Goal of the exercise →
Reproduce every entry exactly and leave its pictures out.

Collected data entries
*****

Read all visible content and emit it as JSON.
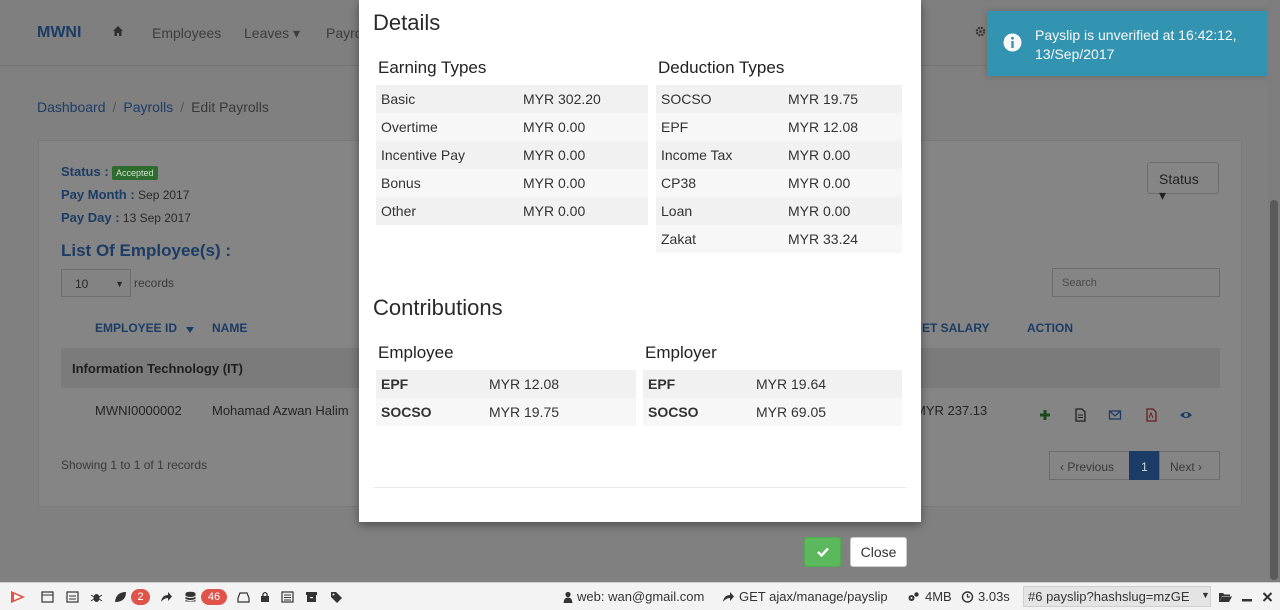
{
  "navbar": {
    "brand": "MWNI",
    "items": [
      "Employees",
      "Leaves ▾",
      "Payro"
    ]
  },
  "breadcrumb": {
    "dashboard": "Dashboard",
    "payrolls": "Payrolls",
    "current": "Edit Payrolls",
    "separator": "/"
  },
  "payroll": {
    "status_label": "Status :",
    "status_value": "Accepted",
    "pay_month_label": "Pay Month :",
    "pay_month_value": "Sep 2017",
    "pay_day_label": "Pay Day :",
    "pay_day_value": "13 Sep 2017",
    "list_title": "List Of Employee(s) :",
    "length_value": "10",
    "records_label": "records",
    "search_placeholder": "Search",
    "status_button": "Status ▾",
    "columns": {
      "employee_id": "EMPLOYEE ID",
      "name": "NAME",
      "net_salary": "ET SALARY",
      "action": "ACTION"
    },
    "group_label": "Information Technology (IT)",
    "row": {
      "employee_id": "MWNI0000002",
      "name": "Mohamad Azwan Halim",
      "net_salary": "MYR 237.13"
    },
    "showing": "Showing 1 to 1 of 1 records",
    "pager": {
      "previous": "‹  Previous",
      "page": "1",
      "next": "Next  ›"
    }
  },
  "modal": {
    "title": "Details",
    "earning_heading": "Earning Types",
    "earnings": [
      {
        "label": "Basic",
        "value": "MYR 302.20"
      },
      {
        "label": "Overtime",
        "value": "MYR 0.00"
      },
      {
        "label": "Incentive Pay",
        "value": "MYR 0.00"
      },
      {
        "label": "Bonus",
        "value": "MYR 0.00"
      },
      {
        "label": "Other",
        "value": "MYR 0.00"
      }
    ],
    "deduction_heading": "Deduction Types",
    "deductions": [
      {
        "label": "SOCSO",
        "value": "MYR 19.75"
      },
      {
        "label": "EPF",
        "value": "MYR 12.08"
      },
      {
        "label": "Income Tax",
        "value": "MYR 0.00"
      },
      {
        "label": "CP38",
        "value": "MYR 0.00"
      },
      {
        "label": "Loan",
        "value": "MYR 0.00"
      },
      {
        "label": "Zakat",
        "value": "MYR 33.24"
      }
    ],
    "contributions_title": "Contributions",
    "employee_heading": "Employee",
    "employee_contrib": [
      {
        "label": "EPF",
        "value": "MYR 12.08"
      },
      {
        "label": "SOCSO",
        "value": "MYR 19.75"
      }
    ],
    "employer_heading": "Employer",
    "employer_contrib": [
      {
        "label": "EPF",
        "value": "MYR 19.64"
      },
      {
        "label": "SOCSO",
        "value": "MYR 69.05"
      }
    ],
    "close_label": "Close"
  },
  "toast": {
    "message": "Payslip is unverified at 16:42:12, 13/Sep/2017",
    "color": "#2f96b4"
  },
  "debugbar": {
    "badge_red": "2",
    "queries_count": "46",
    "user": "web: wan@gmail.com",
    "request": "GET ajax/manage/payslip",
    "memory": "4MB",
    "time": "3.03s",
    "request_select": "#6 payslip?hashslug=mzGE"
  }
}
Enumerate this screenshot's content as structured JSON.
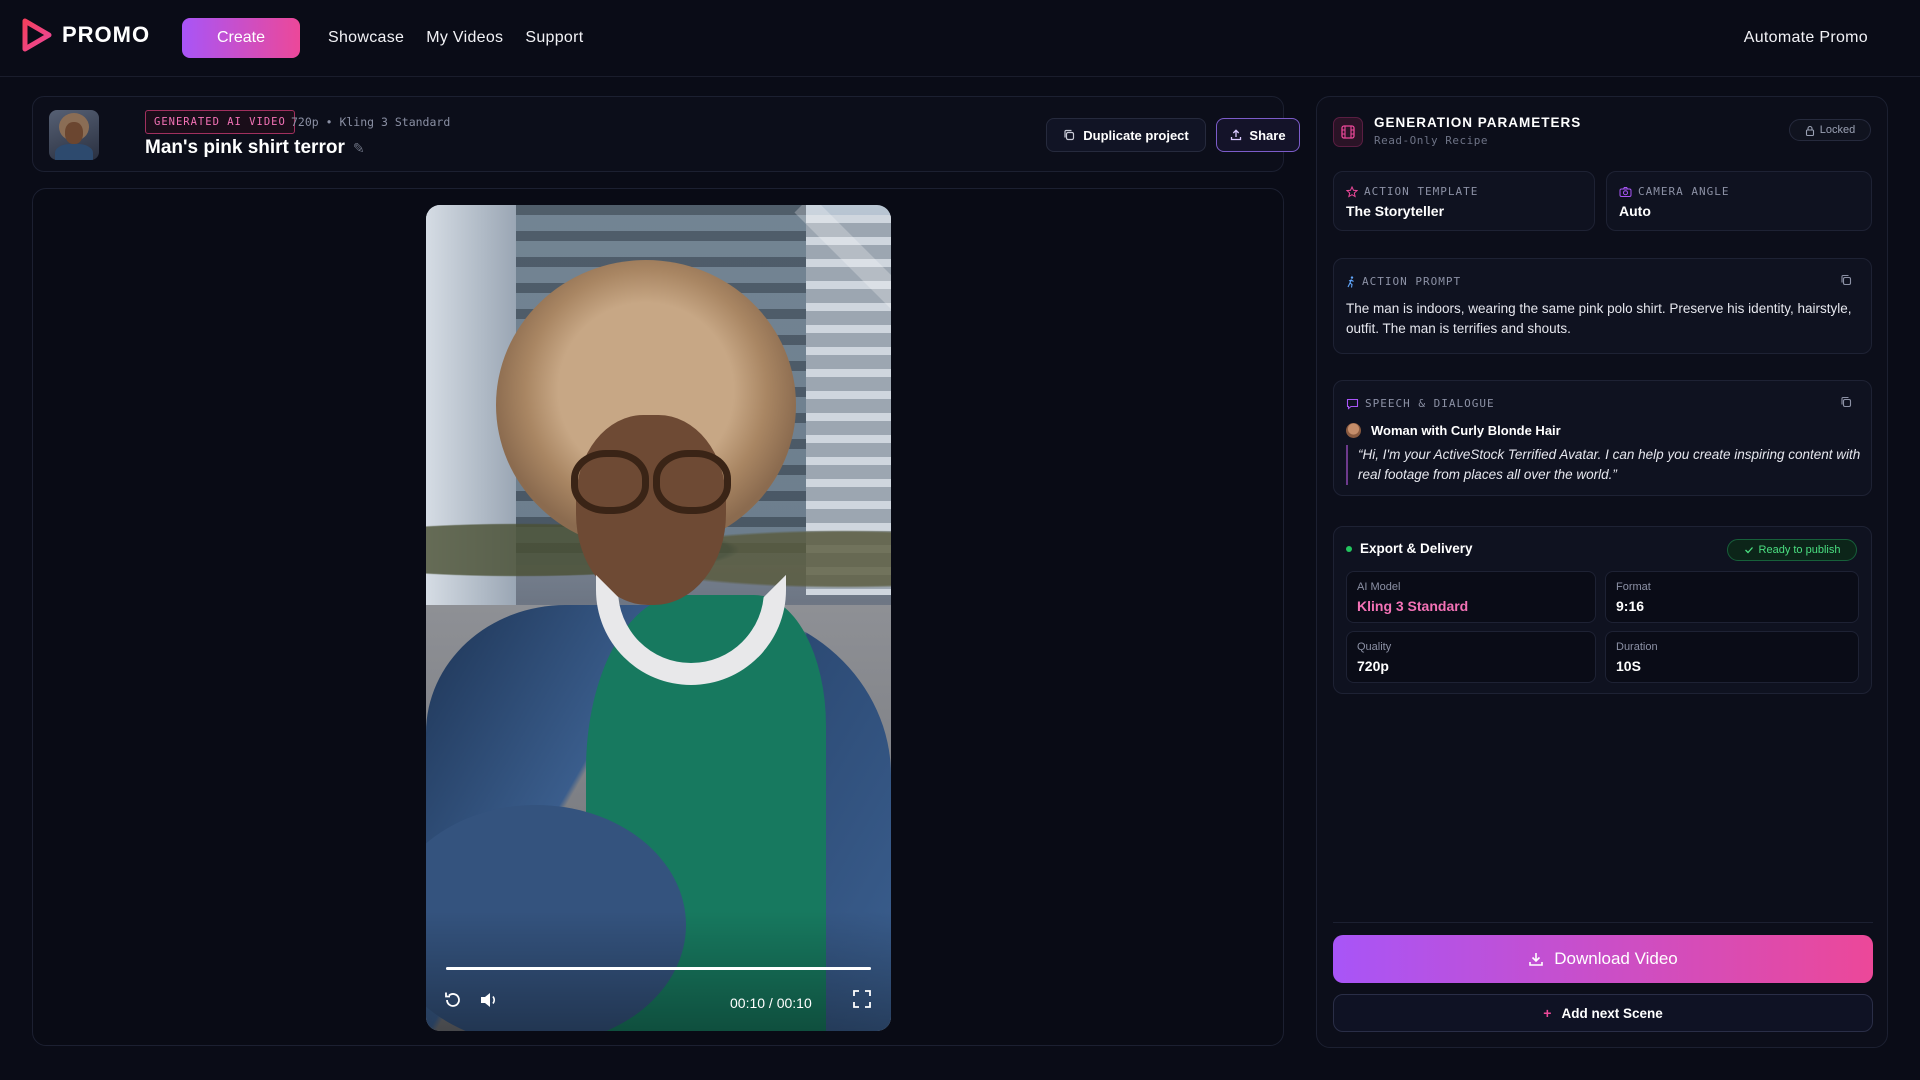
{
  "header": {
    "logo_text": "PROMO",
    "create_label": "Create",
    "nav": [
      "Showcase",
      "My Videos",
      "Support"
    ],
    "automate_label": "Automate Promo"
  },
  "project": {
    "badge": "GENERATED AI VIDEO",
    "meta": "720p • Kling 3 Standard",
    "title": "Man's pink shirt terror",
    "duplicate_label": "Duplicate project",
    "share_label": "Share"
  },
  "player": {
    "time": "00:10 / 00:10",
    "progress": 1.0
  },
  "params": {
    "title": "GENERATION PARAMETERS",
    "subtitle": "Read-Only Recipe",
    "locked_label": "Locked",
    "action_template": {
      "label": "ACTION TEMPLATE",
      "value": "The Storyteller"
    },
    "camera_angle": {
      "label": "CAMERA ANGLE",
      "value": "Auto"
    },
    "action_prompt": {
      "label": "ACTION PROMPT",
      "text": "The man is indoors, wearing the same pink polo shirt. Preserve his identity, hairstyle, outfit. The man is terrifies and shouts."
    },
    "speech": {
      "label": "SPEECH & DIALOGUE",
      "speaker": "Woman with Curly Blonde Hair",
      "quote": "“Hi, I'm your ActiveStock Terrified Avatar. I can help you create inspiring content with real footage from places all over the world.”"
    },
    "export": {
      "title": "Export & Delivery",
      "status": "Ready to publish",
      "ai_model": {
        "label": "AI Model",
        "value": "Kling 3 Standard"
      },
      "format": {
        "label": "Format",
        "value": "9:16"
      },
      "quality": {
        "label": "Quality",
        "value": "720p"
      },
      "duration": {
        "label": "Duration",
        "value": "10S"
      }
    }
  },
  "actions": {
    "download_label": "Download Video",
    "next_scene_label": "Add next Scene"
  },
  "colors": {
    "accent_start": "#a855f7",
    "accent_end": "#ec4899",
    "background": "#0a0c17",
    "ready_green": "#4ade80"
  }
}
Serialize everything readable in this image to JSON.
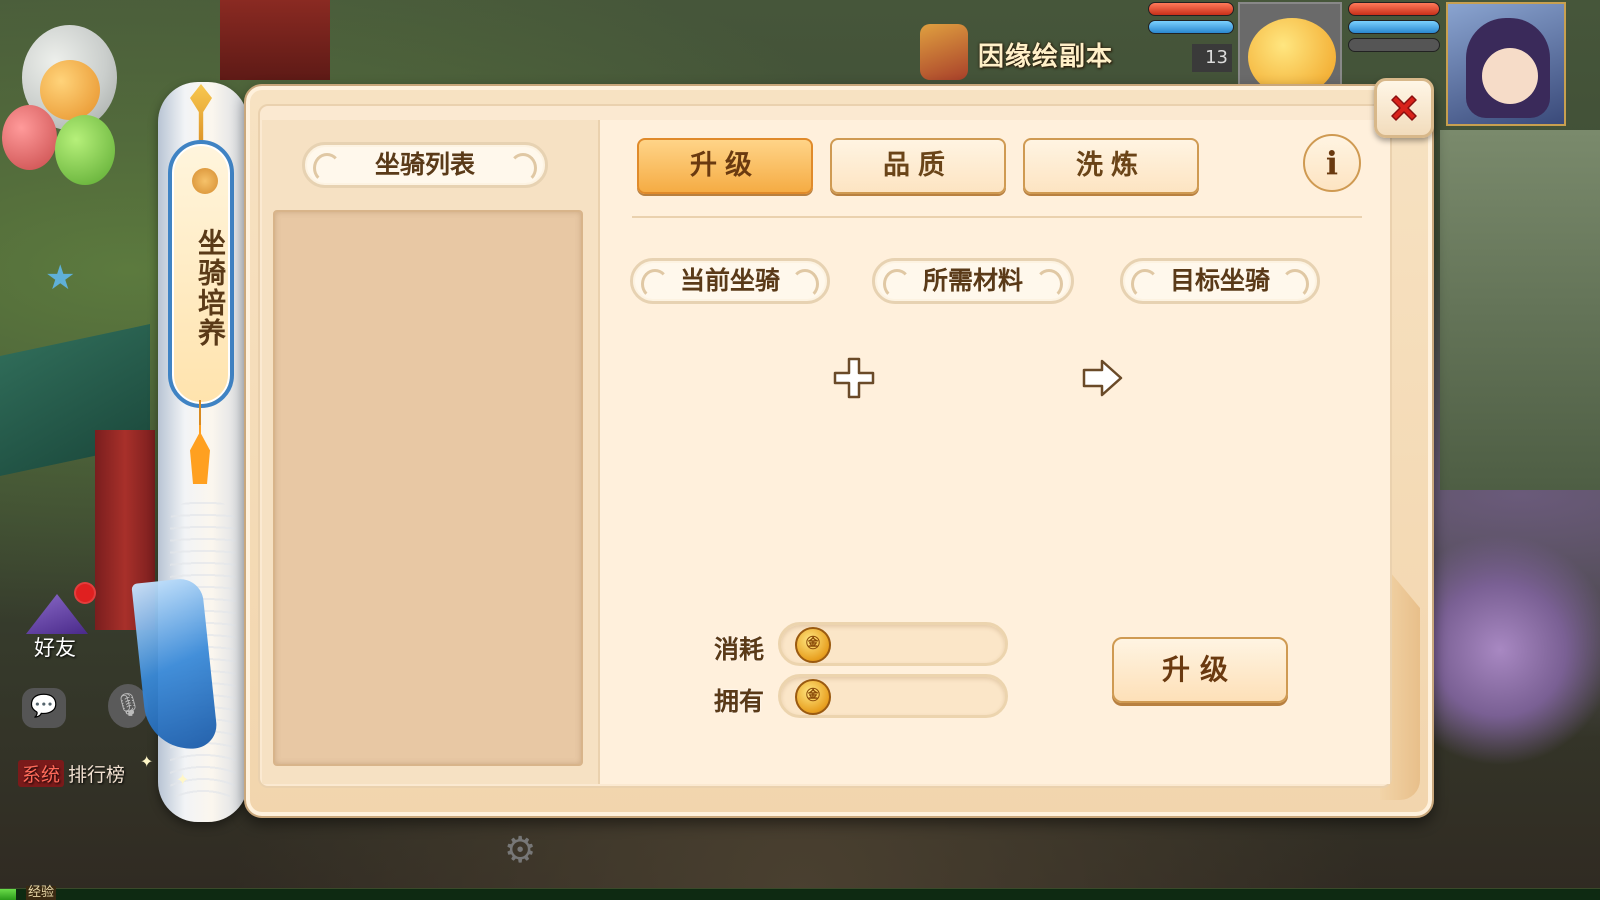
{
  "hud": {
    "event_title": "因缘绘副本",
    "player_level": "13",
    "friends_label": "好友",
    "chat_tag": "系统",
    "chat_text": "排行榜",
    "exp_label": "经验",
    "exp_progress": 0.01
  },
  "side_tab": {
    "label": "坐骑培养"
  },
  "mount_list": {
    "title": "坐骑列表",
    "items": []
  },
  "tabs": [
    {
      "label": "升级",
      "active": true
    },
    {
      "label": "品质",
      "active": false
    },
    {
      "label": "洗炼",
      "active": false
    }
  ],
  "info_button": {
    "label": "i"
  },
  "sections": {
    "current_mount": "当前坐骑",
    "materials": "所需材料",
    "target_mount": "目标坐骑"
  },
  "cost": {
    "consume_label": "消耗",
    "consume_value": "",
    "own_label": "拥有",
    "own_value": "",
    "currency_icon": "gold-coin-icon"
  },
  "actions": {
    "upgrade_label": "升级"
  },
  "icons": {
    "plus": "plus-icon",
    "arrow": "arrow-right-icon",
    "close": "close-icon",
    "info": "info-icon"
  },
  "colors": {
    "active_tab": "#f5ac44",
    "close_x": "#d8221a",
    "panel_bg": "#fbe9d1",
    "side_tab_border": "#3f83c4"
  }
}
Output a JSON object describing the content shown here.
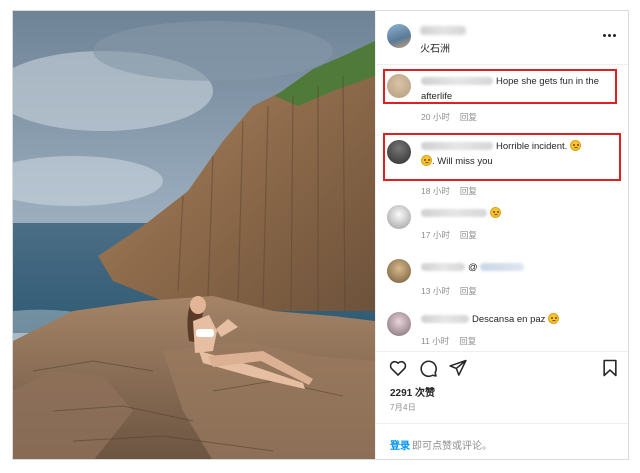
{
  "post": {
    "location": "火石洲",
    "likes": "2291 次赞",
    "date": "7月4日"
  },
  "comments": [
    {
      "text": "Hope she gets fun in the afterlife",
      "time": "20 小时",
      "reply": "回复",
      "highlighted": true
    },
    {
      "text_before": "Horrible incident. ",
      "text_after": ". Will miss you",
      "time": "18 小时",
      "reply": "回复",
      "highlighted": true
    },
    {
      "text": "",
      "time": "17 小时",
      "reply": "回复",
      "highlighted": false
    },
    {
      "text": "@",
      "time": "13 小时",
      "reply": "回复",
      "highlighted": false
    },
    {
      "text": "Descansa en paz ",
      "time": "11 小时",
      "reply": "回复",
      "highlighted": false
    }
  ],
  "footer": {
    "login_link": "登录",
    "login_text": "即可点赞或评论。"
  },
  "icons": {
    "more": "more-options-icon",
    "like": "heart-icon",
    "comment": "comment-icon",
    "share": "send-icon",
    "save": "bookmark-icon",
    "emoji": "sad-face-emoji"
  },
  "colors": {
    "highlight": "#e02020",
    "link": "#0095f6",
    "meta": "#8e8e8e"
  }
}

*****

Answer to the task →
Read all visible content and emit it as JSON.
{
  "navbar": {
    "brand": "MWNI",
    "items": [
      "Employees",
      "Leaves ▾",
      "Payro"
    ]
  },
  "breadcrumb": {
    "dashboard": "Dashboard",
    "payrolls": "Payrolls",
    "current": "Edit Payrolls",
    "separator": "/"
  },
  "payroll": {
    "status_label": "Status :",
    "status_value": "Accepted",
    "pay_month_label": "Pay Month :",
    "pay_month_value": "Sep 2017",
    "pay_day_label": "Pay Day :",
    "pay_day_value": "13 Sep 2017",
    "list_title": "List Of Employee(s) :",
    "length_value": "10",
    "records_label": "records",
    "search_placeholder": "Search",
    "status_button": "Status ▾",
    "columns": {
      "employee_id": "EMPLOYEE ID",
      "name": "NAME",
      "net_salary": "ET SALARY",
      "action": "ACTION"
    },
    "group_label": "Information Technology (IT)",
    "row": {
      "employee_id": "MWNI0000002",
      "name": "Mohamad Azwan Halim",
      "net_salary": "MYR 237.13"
    },
    "showing": "Showing 1 to 1 of 1 records",
    "pager": {
      "previous": "‹  Previous",
      "page": "1",
      "next": "Next  ›"
    }
  },
  "modal": {
    "title": "Details",
    "earning_heading": "Earning Types",
    "earnings": [
      {
        "label": "Basic",
        "value": "MYR 302.20"
      },
      {
        "label": "Overtime",
        "value": "MYR 0.00"
      },
      {
        "label": "Incentive Pay",
        "value": "MYR 0.00"
      },
      {
        "label": "Bonus",
        "value": "MYR 0.00"
      },
      {
        "label": "Other",
        "value": "MYR 0.00"
      }
    ],
    "deduction_heading": "Deduction Types",
    "deductions": [
      {
        "label": "SOCSO",
        "value": "MYR 19.75"
      },
      {
        "label": "EPF",
        "value": "MYR 12.08"
      },
      {
        "label": "Income Tax",
        "value": "MYR 0.00"
      },
      {
        "label": "CP38",
        "value": "MYR 0.00"
      },
      {
        "label": "Loan",
        "value": "MYR 0.00"
      },
      {
        "label": "Zakat",
        "value": "MYR 33.24"
      }
    ],
    "contributions_title": "Contributions",
    "employee_heading": "Employee",
    "employee_contrib": [
      {
        "label": "EPF",
        "value": "MYR 12.08"
      },
      {
        "label": "SOCSO",
        "value": "MYR 19.75"
      }
    ],
    "employer_heading": "Employer",
    "employer_contrib": [
      {
        "label": "EPF",
        "value": "MYR 19.64"
      },
      {
        "label": "SOCSO",
        "value": "MYR 69.05"
      }
    ],
    "close_label": "Close"
  },
  "toast": {
    "message": "Payslip is unverified at 16:42:12, 13/Sep/2017",
    "color": "#2f96b4"
  },
  "debugbar": {
    "badge_red": "2",
    "queries_count": "46",
    "user": "web: wan@gmail.com",
    "request": "GET ajax/manage/payslip",
    "memory": "4MB",
    "time": "3.03s",
    "request_select": "#6 payslip?hashslug=mzGE"
  }
}
Enumerate this screenshot's content as structured JSON.
{
  "header": {
    "logo_text": "PROMO",
    "create_label": "Create",
    "nav": [
      "Showcase",
      "My Videos",
      "Support"
    ],
    "automate_label": "Automate Promo"
  },
  "project": {
    "badge": "GENERATED AI VIDEO",
    "meta": "720p • Kling 3 Standard",
    "title": "Man's pink shirt terror",
    "duplicate_label": "Duplicate project",
    "share_label": "Share"
  },
  "player": {
    "time": "00:10 / 00:10",
    "progress": 1.0
  },
  "params": {
    "title": "GENERATION PARAMETERS",
    "subtitle": "Read-Only Recipe",
    "locked_label": "Locked",
    "action_template": {
      "label": "ACTION TEMPLATE",
      "value": "The Storyteller"
    },
    "camera_angle": {
      "label": "CAMERA ANGLE",
      "value": "Auto"
    },
    "action_prompt": {
      "label": "ACTION PROMPT",
      "text": "The man is indoors, wearing the same pink polo shirt. Preserve his identity, hairstyle, outfit. The man is terrifies and shouts."
    },
    "speech": {
      "label": "SPEECH & DIALOGUE",
      "speaker": "Woman with Curly Blonde Hair",
      "quote": "“Hi, I'm your ActiveStock Terrified Avatar. I can help you create inspiring content with real footage from places all over the world.”"
    },
    "export": {
      "title": "Export & Delivery",
      "status": "Ready to publish",
      "ai_model": {
        "label": "AI Model",
        "value": "Kling 3 Standard"
      },
      "format": {
        "label": "Format",
        "value": "9:16"
      },
      "quality": {
        "label": "Quality",
        "value": "720p"
      },
      "duration": {
        "label": "Duration",
        "value": "10S"
      }
    }
  },
  "actions": {
    "download_label": "Download Video",
    "next_scene_label": "Add next Scene"
  },
  "colors": {
    "accent_start": "#a855f7",
    "accent_end": "#ec4899",
    "background": "#0a0c17",
    "ready_green": "#4ade80"
  }
}
Serialize everything readable in this image to JSON.
{
  "hud": {
    "event_title": "因缘绘副本",
    "player_level": "13",
    "friends_label": "好友",
    "chat_tag": "系统",
    "chat_text": "排行榜",
    "exp_label": "经验",
    "exp_progress": 0.01
  },
  "side_tab": {
    "label": "坐骑培养"
  },
  "mount_list": {
    "title": "坐骑列表",
    "items": []
  },
  "tabs": [
    {
      "label": "升级",
      "active": true
    },
    {
      "label": "品质",
      "active": false
    },
    {
      "label": "洗炼",
      "active": false
    }
  ],
  "info_button": {
    "label": "i"
  },
  "sections": {
    "current_mount": "当前坐骑",
    "materials": "所需材料",
    "target_mount": "目标坐骑"
  },
  "cost": {
    "consume_label": "消耗",
    "consume_value": "",
    "own_label": "拥有",
    "own_value": "",
    "currency_icon": "gold-coin-icon"
  },
  "actions": {
    "upgrade_label": "升级"
  },
  "icons": {
    "plus": "plus-icon",
    "arrow": "arrow-right-icon",
    "close": "close-icon",
    "info": "info-icon"
  },
  "colors": {
    "active_tab": "#f5ac44",
    "close_x": "#d8221a",
    "panel_bg": "#fbe9d1",
    "side_tab_border": "#3f83c4"
  }
}
Output a JSON object describing the content shown here.
{
  "post": {
    "location": "火石洲",
    "likes": "2291 次赞",
    "date": "7月4日"
  },
  "comments": [
    {
      "text": "Hope she gets fun in the afterlife",
      "time": "20 小时",
      "reply": "回复",
      "highlighted": true
    },
    {
      "text_before": "Horrible incident. ",
      "text_after": ". Will miss you",
      "time": "18 小时",
      "reply": "回复",
      "highlighted": true
    },
    {
      "text": "",
      "time": "17 小时",
      "reply": "回复",
      "highlighted": false
    },
    {
      "text": "@",
      "time": "13 小时",
      "reply": "回复",
      "highlighted": false
    },
    {
      "text": "Descansa en paz ",
      "time": "11 小时",
      "reply": "回复",
      "highlighted": false
    }
  ],
  "footer": {
    "login_link": "登录",
    "login_text": "即可点赞或评论。"
  },
  "icons": {
    "more": "more-options-icon",
    "like": "heart-icon",
    "comment": "comment-icon",
    "share": "send-icon",
    "save": "bookmark-icon",
    "emoji": "sad-face-emoji"
  },
  "colors": {
    "highlight": "#e02020",
    "link": "#0095f6",
    "meta": "#8e8e8e"
  }
}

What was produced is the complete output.